| Figure contents as structured data |
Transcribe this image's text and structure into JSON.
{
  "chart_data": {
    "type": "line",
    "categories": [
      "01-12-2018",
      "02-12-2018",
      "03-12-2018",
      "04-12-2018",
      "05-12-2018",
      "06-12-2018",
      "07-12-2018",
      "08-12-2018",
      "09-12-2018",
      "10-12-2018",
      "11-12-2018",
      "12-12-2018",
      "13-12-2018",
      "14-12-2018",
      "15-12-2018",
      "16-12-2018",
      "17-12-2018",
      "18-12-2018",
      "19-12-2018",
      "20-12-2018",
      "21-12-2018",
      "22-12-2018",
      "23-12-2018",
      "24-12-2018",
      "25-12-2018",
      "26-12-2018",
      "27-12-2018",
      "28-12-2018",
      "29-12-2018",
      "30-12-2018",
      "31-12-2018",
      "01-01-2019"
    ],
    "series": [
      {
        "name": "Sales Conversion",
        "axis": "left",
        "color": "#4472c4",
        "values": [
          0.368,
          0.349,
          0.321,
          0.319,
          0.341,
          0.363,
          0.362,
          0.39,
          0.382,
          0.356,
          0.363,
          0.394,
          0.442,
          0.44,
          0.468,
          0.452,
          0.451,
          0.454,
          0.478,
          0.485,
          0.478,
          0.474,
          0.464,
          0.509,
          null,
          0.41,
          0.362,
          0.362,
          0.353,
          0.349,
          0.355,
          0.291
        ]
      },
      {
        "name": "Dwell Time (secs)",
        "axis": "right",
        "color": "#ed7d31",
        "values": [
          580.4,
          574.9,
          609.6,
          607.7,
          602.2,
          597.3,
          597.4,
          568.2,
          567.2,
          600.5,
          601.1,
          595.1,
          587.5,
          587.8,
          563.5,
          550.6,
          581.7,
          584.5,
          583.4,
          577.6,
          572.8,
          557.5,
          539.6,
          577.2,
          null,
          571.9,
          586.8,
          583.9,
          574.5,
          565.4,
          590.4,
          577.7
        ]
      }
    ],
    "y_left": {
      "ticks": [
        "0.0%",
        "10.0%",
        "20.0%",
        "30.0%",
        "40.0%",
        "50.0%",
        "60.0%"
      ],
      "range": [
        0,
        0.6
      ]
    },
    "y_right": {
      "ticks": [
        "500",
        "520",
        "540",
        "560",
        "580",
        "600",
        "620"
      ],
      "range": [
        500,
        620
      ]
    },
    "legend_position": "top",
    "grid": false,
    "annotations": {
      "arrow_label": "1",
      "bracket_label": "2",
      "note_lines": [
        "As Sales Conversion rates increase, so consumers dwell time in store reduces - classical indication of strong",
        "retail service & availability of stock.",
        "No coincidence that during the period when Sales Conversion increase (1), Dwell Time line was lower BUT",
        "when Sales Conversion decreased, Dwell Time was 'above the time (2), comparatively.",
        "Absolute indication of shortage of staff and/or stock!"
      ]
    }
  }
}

| Exercise goal |
Take every line above carrying "indication" and return it.

| Solved exercise |
        "As Sales Conversion rates increase, so consumers dwell time in store reduces - classical indication of strong",
        "Absolute indication of shortage of staff and/or stock!"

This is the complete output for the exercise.